→ **Stated exercise**: Copy out each line of the material in which the word "responses" appears.

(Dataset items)
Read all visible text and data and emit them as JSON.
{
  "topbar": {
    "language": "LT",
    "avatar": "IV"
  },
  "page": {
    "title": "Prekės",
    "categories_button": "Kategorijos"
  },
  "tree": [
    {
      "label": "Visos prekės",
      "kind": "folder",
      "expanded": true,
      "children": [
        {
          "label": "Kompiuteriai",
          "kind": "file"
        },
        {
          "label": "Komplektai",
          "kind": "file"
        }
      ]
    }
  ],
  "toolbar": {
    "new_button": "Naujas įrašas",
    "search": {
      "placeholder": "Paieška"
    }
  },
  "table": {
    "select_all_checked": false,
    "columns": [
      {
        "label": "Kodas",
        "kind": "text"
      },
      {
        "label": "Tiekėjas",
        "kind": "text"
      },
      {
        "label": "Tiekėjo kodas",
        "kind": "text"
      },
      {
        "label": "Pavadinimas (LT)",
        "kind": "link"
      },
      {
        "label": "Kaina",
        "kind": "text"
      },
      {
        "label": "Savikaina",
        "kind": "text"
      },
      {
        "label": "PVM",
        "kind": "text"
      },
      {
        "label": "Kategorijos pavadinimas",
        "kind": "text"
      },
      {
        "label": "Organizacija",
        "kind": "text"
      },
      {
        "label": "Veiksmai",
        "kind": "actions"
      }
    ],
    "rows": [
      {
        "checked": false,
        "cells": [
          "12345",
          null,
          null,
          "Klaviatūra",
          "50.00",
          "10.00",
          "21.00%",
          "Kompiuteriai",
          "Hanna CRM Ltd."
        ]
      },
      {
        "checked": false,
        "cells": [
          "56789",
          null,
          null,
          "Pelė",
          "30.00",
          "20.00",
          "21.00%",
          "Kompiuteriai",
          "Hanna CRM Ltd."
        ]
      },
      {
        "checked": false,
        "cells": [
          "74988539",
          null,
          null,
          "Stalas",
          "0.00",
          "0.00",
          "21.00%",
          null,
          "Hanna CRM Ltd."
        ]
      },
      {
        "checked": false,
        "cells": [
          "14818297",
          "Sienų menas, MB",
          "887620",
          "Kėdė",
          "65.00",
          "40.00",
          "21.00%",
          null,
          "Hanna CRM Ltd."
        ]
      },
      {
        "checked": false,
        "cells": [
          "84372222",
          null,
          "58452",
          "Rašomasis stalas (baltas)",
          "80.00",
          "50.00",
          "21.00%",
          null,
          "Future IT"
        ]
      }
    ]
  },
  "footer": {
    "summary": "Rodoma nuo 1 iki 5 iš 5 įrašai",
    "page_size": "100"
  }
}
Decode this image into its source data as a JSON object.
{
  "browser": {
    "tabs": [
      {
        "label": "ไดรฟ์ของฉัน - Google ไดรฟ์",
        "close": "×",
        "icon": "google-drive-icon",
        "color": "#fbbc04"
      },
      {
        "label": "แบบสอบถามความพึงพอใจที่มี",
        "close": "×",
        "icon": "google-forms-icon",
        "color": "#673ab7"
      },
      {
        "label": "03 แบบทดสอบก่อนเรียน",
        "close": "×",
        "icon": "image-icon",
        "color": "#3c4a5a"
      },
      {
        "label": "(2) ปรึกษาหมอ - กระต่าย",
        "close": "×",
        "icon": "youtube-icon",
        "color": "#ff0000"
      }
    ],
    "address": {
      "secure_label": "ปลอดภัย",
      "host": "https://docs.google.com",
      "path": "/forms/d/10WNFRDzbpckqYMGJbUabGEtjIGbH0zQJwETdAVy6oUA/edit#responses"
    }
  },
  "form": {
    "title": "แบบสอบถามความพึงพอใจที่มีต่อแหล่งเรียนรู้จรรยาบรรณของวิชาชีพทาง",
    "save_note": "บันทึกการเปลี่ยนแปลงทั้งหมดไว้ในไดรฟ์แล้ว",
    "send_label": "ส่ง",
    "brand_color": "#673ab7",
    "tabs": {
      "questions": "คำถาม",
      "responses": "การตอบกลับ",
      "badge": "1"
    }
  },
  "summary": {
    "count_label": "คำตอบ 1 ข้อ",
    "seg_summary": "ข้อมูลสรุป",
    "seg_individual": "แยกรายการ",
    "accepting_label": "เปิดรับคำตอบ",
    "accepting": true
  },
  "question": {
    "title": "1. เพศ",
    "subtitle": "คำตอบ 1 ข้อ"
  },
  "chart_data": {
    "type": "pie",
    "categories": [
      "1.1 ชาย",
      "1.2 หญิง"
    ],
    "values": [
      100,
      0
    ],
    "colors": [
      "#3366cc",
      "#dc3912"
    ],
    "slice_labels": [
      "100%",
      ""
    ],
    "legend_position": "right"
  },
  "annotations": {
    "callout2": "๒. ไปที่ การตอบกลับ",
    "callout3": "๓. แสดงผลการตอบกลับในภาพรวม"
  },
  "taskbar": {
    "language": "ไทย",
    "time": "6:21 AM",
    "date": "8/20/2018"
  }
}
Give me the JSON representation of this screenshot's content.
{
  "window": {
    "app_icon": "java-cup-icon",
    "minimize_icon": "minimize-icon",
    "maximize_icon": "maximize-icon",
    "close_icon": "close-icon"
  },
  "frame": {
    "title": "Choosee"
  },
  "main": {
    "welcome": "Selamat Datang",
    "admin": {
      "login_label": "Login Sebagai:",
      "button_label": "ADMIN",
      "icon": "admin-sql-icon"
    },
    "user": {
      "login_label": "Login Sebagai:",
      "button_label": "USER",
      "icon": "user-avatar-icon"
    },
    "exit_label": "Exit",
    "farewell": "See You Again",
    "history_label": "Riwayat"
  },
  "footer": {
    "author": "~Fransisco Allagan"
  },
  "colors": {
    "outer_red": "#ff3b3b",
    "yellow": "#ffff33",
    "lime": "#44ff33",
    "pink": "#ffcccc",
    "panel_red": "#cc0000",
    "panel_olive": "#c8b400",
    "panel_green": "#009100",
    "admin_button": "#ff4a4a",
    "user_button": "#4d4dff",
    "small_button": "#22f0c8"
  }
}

→ **Response to the exercise**:
      "path": "/forms/d/10WNFRDzbpckqYMGJbUabGEtjIGbH0zQJwETdAVy6oUA/edit#responses"
      "responses": "การตอบกลับ",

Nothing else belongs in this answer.